====== INPUT DATA
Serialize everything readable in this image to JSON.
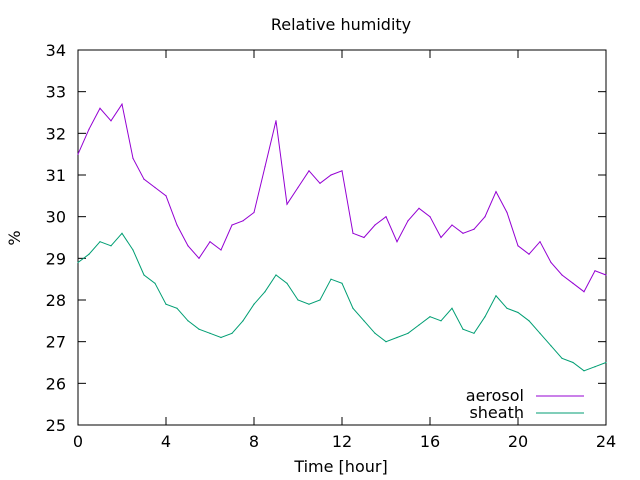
{
  "chart_data": {
    "type": "line",
    "title": "Relative humidity",
    "xlabel": "Time [hour]",
    "ylabel": "%",
    "xlim": [
      0,
      24
    ],
    "ylim": [
      25,
      34
    ],
    "xticks": [
      0,
      4,
      8,
      12,
      16,
      20,
      24
    ],
    "yticks": [
      25,
      26,
      27,
      28,
      29,
      30,
      31,
      32,
      33,
      34
    ],
    "grid": false,
    "legend_position": "bottom-right",
    "series": [
      {
        "name": "aerosol",
        "color": "#9400d3",
        "x": [
          0,
          0.5,
          1,
          1.5,
          2,
          2.5,
          3,
          3.5,
          4,
          4.5,
          5,
          5.5,
          6,
          6.5,
          7,
          7.5,
          8,
          8.5,
          9,
          9.5,
          10,
          10.5,
          11,
          11.5,
          12,
          12.5,
          13,
          13.5,
          14,
          14.5,
          15,
          15.5,
          16,
          16.5,
          17,
          17.5,
          18,
          18.5,
          19,
          19.5,
          20,
          20.5,
          21,
          21.5,
          22,
          22.5,
          23,
          23.5,
          24
        ],
        "y": [
          31.5,
          32.1,
          32.6,
          32.3,
          32.7,
          31.4,
          30.9,
          30.7,
          30.5,
          29.8,
          29.3,
          29.0,
          29.4,
          29.2,
          29.8,
          29.9,
          30.1,
          31.2,
          32.3,
          30.3,
          30.7,
          31.1,
          30.8,
          31.0,
          31.1,
          29.6,
          29.5,
          29.8,
          30.0,
          29.4,
          29.9,
          30.2,
          30.0,
          29.5,
          29.8,
          29.6,
          29.7,
          30.0,
          30.6,
          30.1,
          29.3,
          29.1,
          29.4,
          28.9,
          28.6,
          28.4,
          28.2,
          28.7,
          28.6
        ]
      },
      {
        "name": "sheath",
        "color": "#009e73",
        "x": [
          0,
          0.5,
          1,
          1.5,
          2,
          2.5,
          3,
          3.5,
          4,
          4.5,
          5,
          5.5,
          6,
          6.5,
          7,
          7.5,
          8,
          8.5,
          9,
          9.5,
          10,
          10.5,
          11,
          11.5,
          12,
          12.5,
          13,
          13.5,
          14,
          14.5,
          15,
          15.5,
          16,
          16.5,
          17,
          17.5,
          18,
          18.5,
          19,
          19.5,
          20,
          20.5,
          21,
          21.5,
          22,
          22.5,
          23,
          23.5,
          24
        ],
        "y": [
          28.9,
          29.1,
          29.4,
          29.3,
          29.6,
          29.2,
          28.6,
          28.4,
          27.9,
          27.8,
          27.5,
          27.3,
          27.2,
          27.1,
          27.2,
          27.5,
          27.9,
          28.2,
          28.6,
          28.4,
          28.0,
          27.9,
          28.0,
          28.5,
          28.4,
          27.8,
          27.5,
          27.2,
          27.0,
          27.1,
          27.2,
          27.4,
          27.6,
          27.5,
          27.8,
          27.3,
          27.2,
          27.6,
          28.1,
          27.8,
          27.7,
          27.5,
          27.2,
          26.9,
          26.6,
          26.5,
          26.3,
          26.4,
          26.5
        ]
      }
    ]
  }
}
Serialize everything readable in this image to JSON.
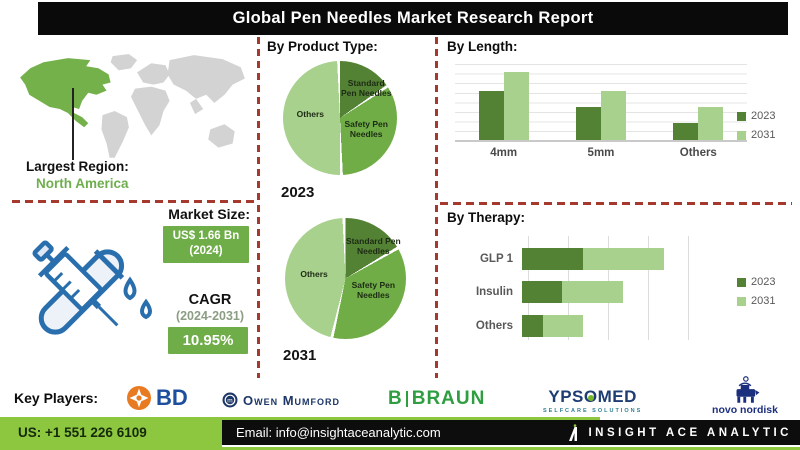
{
  "title": "Global Pen Needles Market Research Report",
  "region": {
    "label": "Largest Region:",
    "value": "North America"
  },
  "market_size": {
    "label": "Market Size:",
    "value": "US$ 1.66 Bn",
    "year": "(2024)"
  },
  "cagr": {
    "label": "CAGR",
    "period": "(2024-2031)",
    "value": "10.95%"
  },
  "chart_data": [
    {
      "type": "pie",
      "title": "By Product Type:",
      "year": "2023",
      "slices": [
        {
          "label": "Standard Pen Needles",
          "value": 16,
          "color": "#548235"
        },
        {
          "label": "Safety Pen Needles",
          "value": 34,
          "color": "#70ad47"
        },
        {
          "label": "Others",
          "value": 50,
          "color": "#a9d18e"
        }
      ]
    },
    {
      "type": "pie",
      "year": "2031",
      "slices": [
        {
          "label": "Standard Pen Needles",
          "value": 17,
          "color": "#548235"
        },
        {
          "label": "Safety Pen Needles",
          "value": 37,
          "color": "#70ad47"
        },
        {
          "label": "Others",
          "value": 46,
          "color": "#a9d18e"
        }
      ]
    },
    {
      "type": "bar",
      "title": "By Length:",
      "categories": [
        "4mm",
        "5mm",
        "Others"
      ],
      "series": [
        {
          "name": "2023",
          "color": "#548235",
          "values": [
            65,
            43,
            22
          ]
        },
        {
          "name": "2031",
          "color": "#a9d18e",
          "values": [
            90,
            65,
            43
          ]
        }
      ],
      "ylim": [
        0,
        100
      ],
      "grid": true,
      "legend_position": "right"
    },
    {
      "type": "stacked-bar-horizontal",
      "title": "By Therapy:",
      "categories": [
        "GLP 1",
        "Insulin",
        "Others"
      ],
      "series": [
        {
          "name": "2023",
          "color": "#548235",
          "values": [
            38,
            25,
            13
          ]
        },
        {
          "name": "2031",
          "color": "#a9d18e",
          "values": [
            50,
            38,
            25
          ]
        }
      ],
      "xlim": [
        0,
        100
      ],
      "grid": true,
      "legend_position": "right"
    }
  ],
  "key_players": {
    "label": "Key Players:",
    "bd": "BD",
    "owen_mumford": "Owen Mumford",
    "bbraun_b": "B",
    "bbraun_braun": "BRAUN",
    "ypsomed_p1": "YPS",
    "ypsomed_o": "O",
    "ypsomed_p2": "MED",
    "ypsomed_tagline": "SELFCARE SOLUTIONS",
    "novo_nordisk": "novo nordisk"
  },
  "footer": {
    "phone": "US: +1 551 226 6109",
    "email": "Email: info@insightaceanalytic.com",
    "brand": "INSIGHT ACE ANALYTIC"
  },
  "colors": {
    "dark_green": "#548235",
    "mid_green": "#70ad47",
    "light_green": "#a9d18e",
    "box_green": "#6fad49",
    "lime_green": "#8dc63f",
    "dashed_line_red": "#a5392d"
  }
}
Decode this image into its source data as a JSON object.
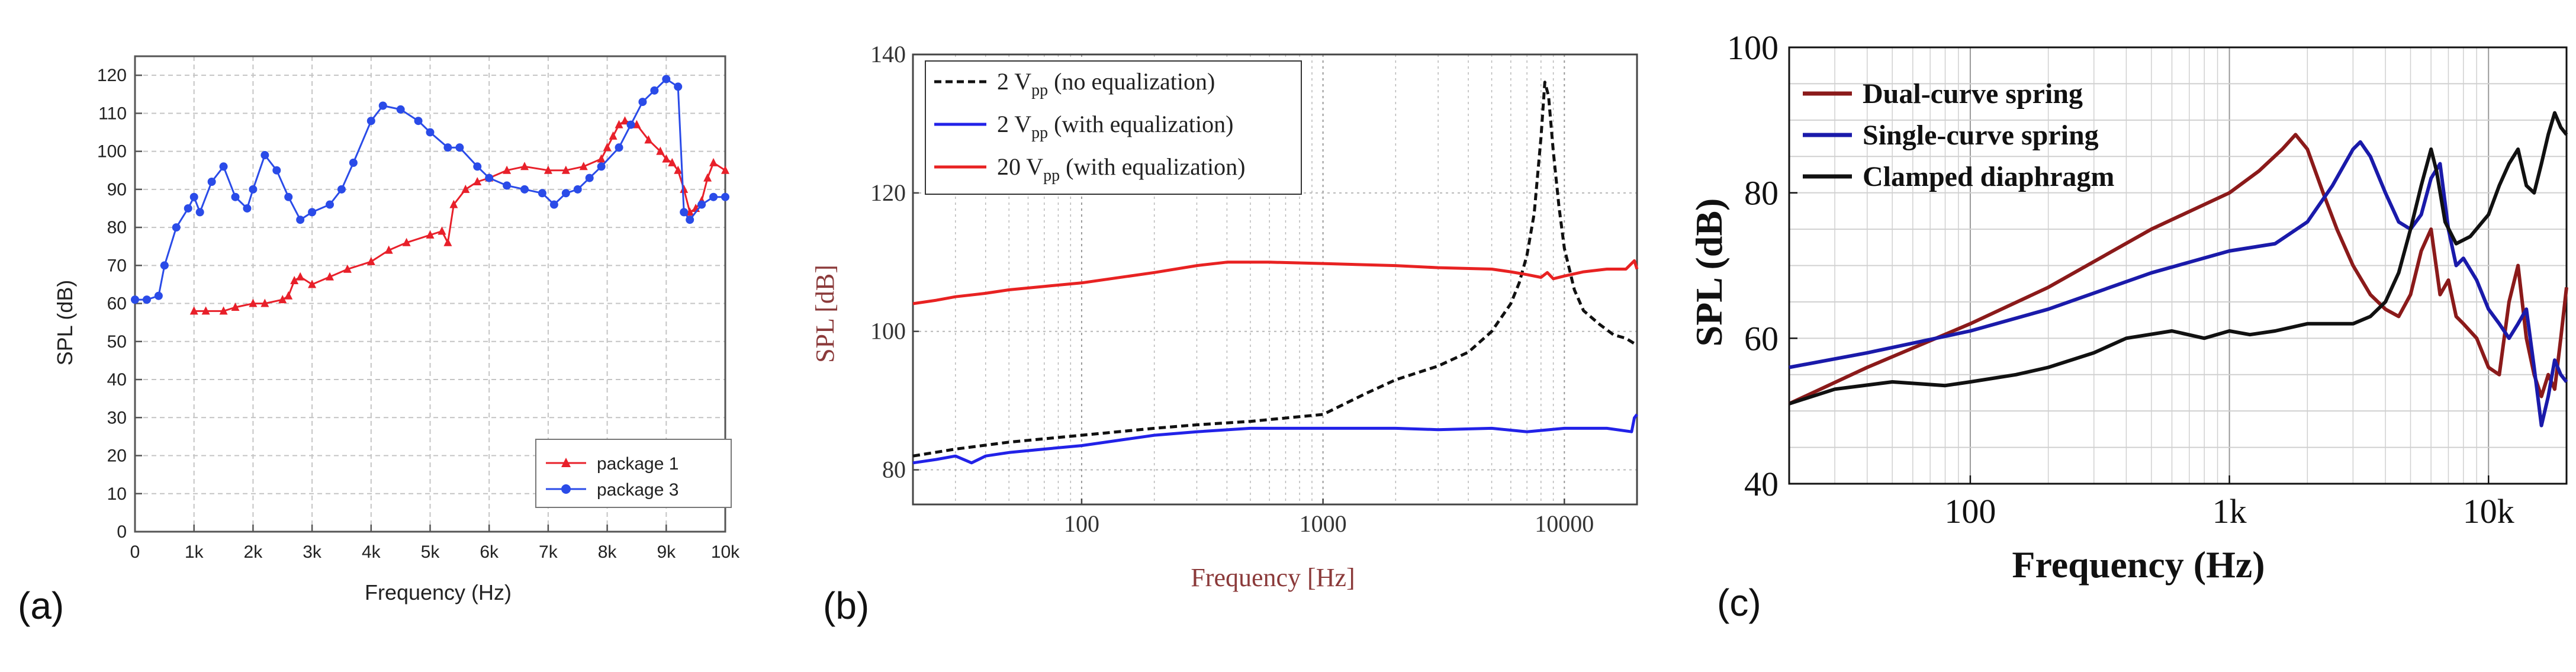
{
  "panels": {
    "a": "(a)",
    "b": "(b)",
    "c": "(c)"
  },
  "chart_data": [
    {
      "id": "a",
      "type": "line",
      "xscale": "linear",
      "xlabel": "Frequency (Hz)",
      "ylabel": "SPL (dB)",
      "xlim": [
        0,
        10000
      ],
      "ylim": [
        0,
        125
      ],
      "xticks": [
        0,
        1000,
        2000,
        3000,
        4000,
        5000,
        6000,
        7000,
        8000,
        9000,
        10000
      ],
      "xtick_labels": [
        "0",
        "1k",
        "2k",
        "3k",
        "4k",
        "5k",
        "6k",
        "7k",
        "8k",
        "9k",
        "10k"
      ],
      "yticks": [
        0,
        10,
        20,
        30,
        40,
        50,
        60,
        70,
        80,
        90,
        100,
        110,
        120
      ],
      "ytick_labels": [
        "0",
        "10",
        "20",
        "30",
        "40",
        "50",
        "60",
        "70",
        "80",
        "90",
        "100",
        "110",
        "120"
      ],
      "grid": true,
      "legend_position": "bottom-right",
      "series": [
        {
          "name": "package 1",
          "color": "#e8202a",
          "marker": "triangle",
          "x": [
            1000,
            1200,
            1500,
            1700,
            2000,
            2200,
            2500,
            2600,
            2700,
            2800,
            3000,
            3300,
            3600,
            4000,
            4300,
            4600,
            5000,
            5200,
            5300,
            5400,
            5600,
            5800,
            6000,
            6300,
            6600,
            7000,
            7300,
            7600,
            7900,
            8000,
            8100,
            8200,
            8300,
            8500,
            8700,
            8900,
            9000,
            9100,
            9200,
            9300,
            9400,
            9500,
            9600,
            9700,
            9800,
            10000
          ],
          "y": [
            58,
            58,
            58,
            59,
            60,
            60,
            61,
            62,
            66,
            67,
            65,
            67,
            69,
            71,
            74,
            76,
            78,
            79,
            76,
            86,
            90,
            92,
            93,
            95,
            96,
            95,
            95,
            96,
            98,
            101,
            104,
            107,
            108,
            107,
            103,
            100,
            98,
            97,
            95,
            90,
            84,
            85,
            87,
            93,
            97,
            95
          ]
        },
        {
          "name": "package 3",
          "color": "#2a4be8",
          "marker": "circle",
          "x": [
            0,
            200,
            400,
            500,
            700,
            900,
            1000,
            1100,
            1300,
            1500,
            1700,
            1900,
            2000,
            2200,
            2400,
            2600,
            2800,
            3000,
            3300,
            3500,
            3700,
            4000,
            4200,
            4500,
            4800,
            5000,
            5300,
            5500,
            5800,
            6000,
            6300,
            6600,
            6900,
            7100,
            7300,
            7500,
            7700,
            7900,
            8200,
            8400,
            8600,
            8800,
            9000,
            9200,
            9300,
            9400,
            9600,
            9800,
            10000
          ],
          "y": [
            61,
            61,
            62,
            70,
            80,
            85,
            88,
            84,
            92,
            96,
            88,
            85,
            90,
            99,
            95,
            88,
            82,
            84,
            86,
            90,
            97,
            108,
            112,
            111,
            108,
            105,
            101,
            101,
            96,
            93,
            91,
            90,
            89,
            86,
            89,
            90,
            93,
            96,
            101,
            107,
            113,
            116,
            119,
            117,
            84,
            82,
            86,
            88,
            88
          ]
        }
      ]
    },
    {
      "id": "b",
      "type": "line",
      "xscale": "log",
      "xlabel": "Frequency [Hz]",
      "ylabel": "SPL [dB]",
      "xlim": [
        20,
        20000
      ],
      "ylim": [
        75,
        140
      ],
      "xticks": [
        100,
        1000,
        10000
      ],
      "xtick_labels": [
        "100",
        "1000",
        "10000"
      ],
      "yticks": [
        80,
        100,
        120,
        140
      ],
      "ytick_labels": [
        "80",
        "100",
        "120",
        "140"
      ],
      "grid": true,
      "legend_position": "top-left",
      "series": [
        {
          "name": "2 V",
          "name_sub": "pp",
          "name_suffix": " (no equalization)",
          "color": "#111111",
          "style": "dashed",
          "x": [
            20,
            30,
            50,
            100,
            200,
            300,
            500,
            1000,
            1500,
            2000,
            3000,
            4000,
            5000,
            6000,
            6500,
            7000,
            7500,
            8000,
            8300,
            8600,
            9000,
            9500,
            10000,
            11000,
            12000,
            14000,
            16000,
            18000,
            20000
          ],
          "y": [
            82,
            83,
            84,
            85,
            86,
            86.5,
            87,
            88,
            91,
            93,
            95,
            97,
            100,
            104,
            107,
            111,
            117,
            128,
            136,
            134,
            126,
            118,
            112,
            106,
            103,
            101,
            99.5,
            99,
            98
          ]
        },
        {
          "name": "2 V",
          "name_sub": "pp",
          "name_suffix": " (with equalization)",
          "color": "#2222e8",
          "style": "solid",
          "x": [
            20,
            25,
            30,
            35,
            40,
            50,
            70,
            100,
            200,
            300,
            500,
            1000,
            2000,
            3000,
            5000,
            7000,
            10000,
            15000,
            19000,
            19500,
            20000
          ],
          "y": [
            81,
            81.5,
            82,
            81,
            82,
            82.5,
            83,
            83.5,
            85,
            85.5,
            86,
            86,
            86,
            85.8,
            86,
            85.5,
            86,
            86,
            85.5,
            87.5,
            88
          ]
        },
        {
          "name": "20 V",
          "name_sub": "pp",
          "name_suffix": " (with equalization)",
          "color": "#e82222",
          "style": "solid",
          "x": [
            20,
            25,
            30,
            40,
            50,
            70,
            100,
            200,
            300,
            400,
            600,
            1000,
            2000,
            3000,
            5000,
            6000,
            7000,
            8000,
            8500,
            9000,
            10000,
            12000,
            15000,
            18000,
            19500,
            20000
          ],
          "y": [
            104,
            104.5,
            105,
            105.5,
            106,
            106.5,
            107,
            108.5,
            109.5,
            110,
            110,
            109.8,
            109.5,
            109.2,
            109,
            108.6,
            108.2,
            107.8,
            108.5,
            107.6,
            108,
            108.6,
            109,
            109,
            110.2,
            109
          ]
        }
      ]
    },
    {
      "id": "c",
      "type": "line",
      "xscale": "log",
      "xlabel": "Frequency (Hz)",
      "ylabel": "SPL (dB)",
      "xlim": [
        20,
        20000
      ],
      "ylim": [
        40,
        100
      ],
      "xticks": [
        100,
        1000,
        10000
      ],
      "xtick_labels": [
        "100",
        "1k",
        "10k"
      ],
      "yticks": [
        40,
        60,
        80,
        100
      ],
      "ytick_labels": [
        "40",
        "60",
        "80",
        "100"
      ],
      "grid": true,
      "legend_position": "top-left",
      "series": [
        {
          "name": "Dual-curve spring",
          "color": "#8b1a1a",
          "x": [
            20,
            40,
            100,
            200,
            500,
            1000,
            1300,
            1600,
            1800,
            2000,
            2300,
            2600,
            3000,
            3500,
            4000,
            4500,
            5000,
            5500,
            6000,
            6500,
            7000,
            7500,
            8000,
            9000,
            10000,
            11000,
            12000,
            13000,
            14000,
            15000,
            16000,
            17000,
            18000,
            19000,
            20000
          ],
          "y": [
            51,
            56,
            62,
            67,
            75,
            80,
            83,
            86,
            88,
            86,
            80,
            75,
            70,
            66,
            64,
            63,
            66,
            72,
            75,
            66,
            68,
            63,
            62,
            60,
            56,
            55,
            65,
            70,
            60,
            55,
            52,
            55,
            53,
            60,
            67
          ]
        },
        {
          "name": "Single-curve spring",
          "color": "#1a1aaa",
          "x": [
            20,
            40,
            100,
            200,
            500,
            1000,
            1500,
            2000,
            2500,
            3000,
            3200,
            3500,
            4000,
            4500,
            5000,
            5500,
            6000,
            6500,
            7000,
            7500,
            8000,
            9000,
            10000,
            11000,
            12000,
            13000,
            14000,
            15000,
            16000,
            17000,
            18000,
            19000,
            20000
          ],
          "y": [
            56,
            58,
            61,
            64,
            69,
            72,
            73,
            76,
            81,
            86,
            87,
            85,
            80,
            76,
            75,
            77,
            82,
            84,
            75,
            70,
            71,
            68,
            64,
            62,
            60,
            62,
            64,
            56,
            48,
            52,
            57,
            55,
            54
          ]
        },
        {
          "name": "Clamped diaphragm",
          "color": "#111111",
          "x": [
            20,
            30,
            50,
            80,
            100,
            150,
            200,
            300,
            400,
            600,
            800,
            1000,
            1200,
            1500,
            2000,
            2500,
            3000,
            3500,
            4000,
            4500,
            5000,
            5500,
            6000,
            6300,
            6800,
            7500,
            8500,
            10000,
            11000,
            12000,
            13000,
            14000,
            15000,
            16000,
            17000,
            18000,
            19000,
            20000
          ],
          "y": [
            51,
            53,
            54,
            53.5,
            54,
            55,
            56,
            58,
            60,
            61,
            60,
            61,
            60.5,
            61,
            62,
            62,
            62,
            63,
            65,
            69,
            75,
            81,
            86,
            83,
            76,
            73,
            74,
            77,
            81,
            84,
            86,
            81,
            80,
            84,
            88,
            91,
            89,
            88
          ]
        }
      ]
    }
  ]
}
============
Tell how many lines of the data include the word "bottom", and nothing else.

— SOLUTION FOR THIS EXERCISE —
2